Stored data

-- begin --

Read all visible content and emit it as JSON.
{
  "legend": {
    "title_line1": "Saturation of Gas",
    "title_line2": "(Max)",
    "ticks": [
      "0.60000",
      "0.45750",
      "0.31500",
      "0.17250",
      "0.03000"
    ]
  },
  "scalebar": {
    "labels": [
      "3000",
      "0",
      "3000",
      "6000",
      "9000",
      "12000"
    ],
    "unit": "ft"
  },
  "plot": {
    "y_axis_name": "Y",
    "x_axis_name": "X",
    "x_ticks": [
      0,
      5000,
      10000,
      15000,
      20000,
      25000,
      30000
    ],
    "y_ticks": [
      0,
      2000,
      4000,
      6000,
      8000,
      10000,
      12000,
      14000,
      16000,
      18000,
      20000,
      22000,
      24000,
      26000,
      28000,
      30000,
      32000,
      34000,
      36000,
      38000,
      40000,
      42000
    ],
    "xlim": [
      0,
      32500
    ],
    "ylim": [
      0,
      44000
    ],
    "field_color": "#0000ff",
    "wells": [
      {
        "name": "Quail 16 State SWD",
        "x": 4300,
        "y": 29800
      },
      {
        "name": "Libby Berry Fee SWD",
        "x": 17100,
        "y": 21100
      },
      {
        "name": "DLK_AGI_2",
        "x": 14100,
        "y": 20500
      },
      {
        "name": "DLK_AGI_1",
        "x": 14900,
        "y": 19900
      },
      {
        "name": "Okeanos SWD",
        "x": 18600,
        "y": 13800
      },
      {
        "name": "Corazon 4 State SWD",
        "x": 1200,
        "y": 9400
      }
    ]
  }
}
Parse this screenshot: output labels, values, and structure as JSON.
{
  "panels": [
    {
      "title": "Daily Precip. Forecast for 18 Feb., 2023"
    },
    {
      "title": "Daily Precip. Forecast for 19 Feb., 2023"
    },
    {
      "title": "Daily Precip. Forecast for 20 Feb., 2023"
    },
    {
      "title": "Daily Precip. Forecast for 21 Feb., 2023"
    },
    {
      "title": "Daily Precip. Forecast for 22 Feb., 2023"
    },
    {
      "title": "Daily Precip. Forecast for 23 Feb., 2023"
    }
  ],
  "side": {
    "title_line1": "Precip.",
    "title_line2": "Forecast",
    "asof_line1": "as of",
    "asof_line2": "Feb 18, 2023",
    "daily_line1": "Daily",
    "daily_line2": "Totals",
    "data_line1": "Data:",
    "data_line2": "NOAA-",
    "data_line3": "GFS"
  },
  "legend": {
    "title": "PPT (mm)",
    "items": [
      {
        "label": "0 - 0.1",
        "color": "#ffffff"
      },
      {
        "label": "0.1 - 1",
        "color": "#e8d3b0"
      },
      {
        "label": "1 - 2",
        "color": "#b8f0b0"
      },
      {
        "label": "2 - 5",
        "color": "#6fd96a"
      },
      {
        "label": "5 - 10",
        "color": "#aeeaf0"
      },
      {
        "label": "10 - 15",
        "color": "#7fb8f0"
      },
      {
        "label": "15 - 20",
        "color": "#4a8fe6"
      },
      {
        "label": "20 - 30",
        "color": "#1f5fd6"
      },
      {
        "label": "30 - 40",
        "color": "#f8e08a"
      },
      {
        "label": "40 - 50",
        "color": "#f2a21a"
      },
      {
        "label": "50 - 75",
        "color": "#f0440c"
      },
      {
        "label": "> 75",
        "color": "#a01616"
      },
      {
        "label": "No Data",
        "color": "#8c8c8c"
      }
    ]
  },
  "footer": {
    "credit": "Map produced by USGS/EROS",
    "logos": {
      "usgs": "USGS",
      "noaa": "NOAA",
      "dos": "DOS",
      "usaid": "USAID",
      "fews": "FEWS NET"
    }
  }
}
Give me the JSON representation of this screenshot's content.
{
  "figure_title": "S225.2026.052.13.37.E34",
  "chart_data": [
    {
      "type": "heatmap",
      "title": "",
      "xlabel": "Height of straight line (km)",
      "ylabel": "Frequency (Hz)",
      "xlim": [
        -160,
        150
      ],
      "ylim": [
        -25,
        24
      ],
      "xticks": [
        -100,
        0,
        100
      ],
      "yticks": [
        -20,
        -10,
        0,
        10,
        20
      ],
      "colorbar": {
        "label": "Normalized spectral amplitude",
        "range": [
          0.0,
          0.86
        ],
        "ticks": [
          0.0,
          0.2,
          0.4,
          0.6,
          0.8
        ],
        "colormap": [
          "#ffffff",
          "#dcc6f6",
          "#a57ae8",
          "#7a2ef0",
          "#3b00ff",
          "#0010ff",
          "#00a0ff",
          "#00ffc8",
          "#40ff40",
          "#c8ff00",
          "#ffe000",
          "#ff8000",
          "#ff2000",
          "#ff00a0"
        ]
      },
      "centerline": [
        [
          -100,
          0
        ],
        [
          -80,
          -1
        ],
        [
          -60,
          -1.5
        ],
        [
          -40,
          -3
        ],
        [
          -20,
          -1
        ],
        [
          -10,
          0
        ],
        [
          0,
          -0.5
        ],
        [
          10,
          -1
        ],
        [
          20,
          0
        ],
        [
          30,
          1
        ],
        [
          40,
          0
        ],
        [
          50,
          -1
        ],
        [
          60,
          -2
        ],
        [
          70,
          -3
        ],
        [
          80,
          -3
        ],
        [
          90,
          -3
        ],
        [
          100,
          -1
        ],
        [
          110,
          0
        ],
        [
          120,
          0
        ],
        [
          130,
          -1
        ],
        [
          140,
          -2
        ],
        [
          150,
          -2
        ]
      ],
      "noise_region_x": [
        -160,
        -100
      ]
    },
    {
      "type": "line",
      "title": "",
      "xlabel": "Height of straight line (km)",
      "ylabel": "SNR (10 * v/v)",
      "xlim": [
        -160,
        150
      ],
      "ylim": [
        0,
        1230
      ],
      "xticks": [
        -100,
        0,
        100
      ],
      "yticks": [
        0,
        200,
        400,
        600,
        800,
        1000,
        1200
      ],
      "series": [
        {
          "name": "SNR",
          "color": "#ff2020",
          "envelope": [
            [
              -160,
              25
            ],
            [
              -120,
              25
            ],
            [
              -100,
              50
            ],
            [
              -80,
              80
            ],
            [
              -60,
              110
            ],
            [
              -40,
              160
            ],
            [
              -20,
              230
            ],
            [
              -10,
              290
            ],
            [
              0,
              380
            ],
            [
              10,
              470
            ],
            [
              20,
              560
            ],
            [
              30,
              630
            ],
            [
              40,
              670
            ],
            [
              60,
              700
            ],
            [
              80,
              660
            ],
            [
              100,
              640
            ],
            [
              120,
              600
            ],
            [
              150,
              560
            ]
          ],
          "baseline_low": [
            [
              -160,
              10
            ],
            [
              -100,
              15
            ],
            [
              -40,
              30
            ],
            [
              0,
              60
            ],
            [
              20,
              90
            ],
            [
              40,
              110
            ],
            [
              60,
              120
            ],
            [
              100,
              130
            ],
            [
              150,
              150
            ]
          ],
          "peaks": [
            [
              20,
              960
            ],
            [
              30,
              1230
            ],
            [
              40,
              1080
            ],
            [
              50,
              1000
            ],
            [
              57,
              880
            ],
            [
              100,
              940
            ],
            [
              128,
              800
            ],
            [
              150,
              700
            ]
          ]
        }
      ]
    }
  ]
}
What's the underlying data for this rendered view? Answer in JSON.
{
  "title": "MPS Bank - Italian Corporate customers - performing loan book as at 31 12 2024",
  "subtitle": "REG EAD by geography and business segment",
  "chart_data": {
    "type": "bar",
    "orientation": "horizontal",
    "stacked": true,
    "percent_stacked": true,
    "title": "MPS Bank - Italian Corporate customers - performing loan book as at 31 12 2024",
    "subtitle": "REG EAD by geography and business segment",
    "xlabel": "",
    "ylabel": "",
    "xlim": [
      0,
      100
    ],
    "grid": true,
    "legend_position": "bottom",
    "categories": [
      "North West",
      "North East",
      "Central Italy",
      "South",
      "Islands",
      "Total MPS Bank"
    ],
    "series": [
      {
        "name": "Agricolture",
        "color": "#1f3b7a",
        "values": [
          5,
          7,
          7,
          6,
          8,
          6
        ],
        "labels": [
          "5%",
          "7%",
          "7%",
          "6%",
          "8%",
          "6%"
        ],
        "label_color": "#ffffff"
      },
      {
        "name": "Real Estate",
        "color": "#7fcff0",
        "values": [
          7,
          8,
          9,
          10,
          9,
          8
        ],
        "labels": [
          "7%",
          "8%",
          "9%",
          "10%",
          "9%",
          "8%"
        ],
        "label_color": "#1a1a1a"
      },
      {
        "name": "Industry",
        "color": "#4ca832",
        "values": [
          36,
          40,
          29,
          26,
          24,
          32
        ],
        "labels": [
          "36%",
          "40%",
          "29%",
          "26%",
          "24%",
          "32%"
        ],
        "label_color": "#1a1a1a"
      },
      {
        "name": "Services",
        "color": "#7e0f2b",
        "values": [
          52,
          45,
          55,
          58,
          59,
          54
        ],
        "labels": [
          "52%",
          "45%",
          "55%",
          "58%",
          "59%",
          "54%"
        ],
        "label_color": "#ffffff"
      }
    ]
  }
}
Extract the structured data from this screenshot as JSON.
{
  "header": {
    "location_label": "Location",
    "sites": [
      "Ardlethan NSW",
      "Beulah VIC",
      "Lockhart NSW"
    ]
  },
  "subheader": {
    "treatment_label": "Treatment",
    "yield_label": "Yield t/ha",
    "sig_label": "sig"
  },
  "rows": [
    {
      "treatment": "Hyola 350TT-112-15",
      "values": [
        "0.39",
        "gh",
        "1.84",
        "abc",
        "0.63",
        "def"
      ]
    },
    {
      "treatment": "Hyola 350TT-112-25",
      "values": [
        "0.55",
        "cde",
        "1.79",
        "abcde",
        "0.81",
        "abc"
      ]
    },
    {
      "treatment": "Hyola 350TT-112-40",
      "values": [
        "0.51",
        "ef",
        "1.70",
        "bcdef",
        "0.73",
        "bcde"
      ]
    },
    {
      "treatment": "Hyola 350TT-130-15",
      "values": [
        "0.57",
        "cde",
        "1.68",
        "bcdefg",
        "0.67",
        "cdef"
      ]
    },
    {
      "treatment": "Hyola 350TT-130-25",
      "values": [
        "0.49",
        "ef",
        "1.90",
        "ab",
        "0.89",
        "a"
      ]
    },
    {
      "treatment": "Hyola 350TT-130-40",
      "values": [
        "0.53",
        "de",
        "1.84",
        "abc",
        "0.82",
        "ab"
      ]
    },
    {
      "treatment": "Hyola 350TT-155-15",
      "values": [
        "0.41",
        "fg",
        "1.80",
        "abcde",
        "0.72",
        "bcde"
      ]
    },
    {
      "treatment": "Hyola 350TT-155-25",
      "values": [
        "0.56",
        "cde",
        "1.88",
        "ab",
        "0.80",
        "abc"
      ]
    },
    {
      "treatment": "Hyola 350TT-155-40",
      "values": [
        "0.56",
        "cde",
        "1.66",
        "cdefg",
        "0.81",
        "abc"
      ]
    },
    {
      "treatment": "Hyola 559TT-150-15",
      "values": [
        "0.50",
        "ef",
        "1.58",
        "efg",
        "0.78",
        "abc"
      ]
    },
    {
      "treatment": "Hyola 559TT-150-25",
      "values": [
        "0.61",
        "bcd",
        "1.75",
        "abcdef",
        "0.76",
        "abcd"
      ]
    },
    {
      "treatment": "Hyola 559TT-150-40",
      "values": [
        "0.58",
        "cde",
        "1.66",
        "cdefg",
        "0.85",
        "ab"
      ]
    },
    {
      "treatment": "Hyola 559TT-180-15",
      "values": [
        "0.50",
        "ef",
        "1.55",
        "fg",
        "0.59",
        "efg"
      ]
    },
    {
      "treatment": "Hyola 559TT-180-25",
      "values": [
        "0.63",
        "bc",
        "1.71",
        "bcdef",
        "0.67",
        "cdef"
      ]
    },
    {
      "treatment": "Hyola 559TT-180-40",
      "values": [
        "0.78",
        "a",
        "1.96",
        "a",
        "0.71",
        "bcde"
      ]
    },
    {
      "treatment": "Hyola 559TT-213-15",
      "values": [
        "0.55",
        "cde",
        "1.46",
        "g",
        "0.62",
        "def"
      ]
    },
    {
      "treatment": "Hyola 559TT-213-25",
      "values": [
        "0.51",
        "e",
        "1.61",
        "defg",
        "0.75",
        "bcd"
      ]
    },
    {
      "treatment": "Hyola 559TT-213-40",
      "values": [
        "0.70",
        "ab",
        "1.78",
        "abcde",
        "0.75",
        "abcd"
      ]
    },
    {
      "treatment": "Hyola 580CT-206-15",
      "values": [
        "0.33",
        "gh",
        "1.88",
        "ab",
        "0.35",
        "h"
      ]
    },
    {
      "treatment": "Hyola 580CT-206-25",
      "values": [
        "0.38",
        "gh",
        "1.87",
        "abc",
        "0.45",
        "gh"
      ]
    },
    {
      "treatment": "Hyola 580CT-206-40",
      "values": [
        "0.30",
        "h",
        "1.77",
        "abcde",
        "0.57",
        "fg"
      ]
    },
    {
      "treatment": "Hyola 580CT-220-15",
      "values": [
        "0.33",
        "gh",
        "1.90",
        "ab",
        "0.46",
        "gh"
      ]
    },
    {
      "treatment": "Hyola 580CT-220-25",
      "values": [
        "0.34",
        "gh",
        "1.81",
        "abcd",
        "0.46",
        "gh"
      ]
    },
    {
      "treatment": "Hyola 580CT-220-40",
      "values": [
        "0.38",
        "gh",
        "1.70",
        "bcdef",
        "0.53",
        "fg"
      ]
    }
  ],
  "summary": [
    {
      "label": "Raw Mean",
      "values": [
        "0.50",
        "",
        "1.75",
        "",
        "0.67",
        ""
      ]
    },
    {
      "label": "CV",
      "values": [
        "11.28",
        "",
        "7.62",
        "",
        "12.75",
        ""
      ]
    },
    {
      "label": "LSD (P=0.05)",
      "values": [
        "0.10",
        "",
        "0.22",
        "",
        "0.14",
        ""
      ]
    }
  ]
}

-- end --

**SET EXERCISE:**
Copy each line of the entries that includes the word "JSON".

**THE REPLY:**
Read all visible content and emit it as JSON.
Parse this screenshot: output labels, values, and structure as JSON.
Give me the JSON representation of this screenshot's content.
What's the underlying data for this rendered view? Answer in JSON.
Extract the structured data from this screenshot as JSON.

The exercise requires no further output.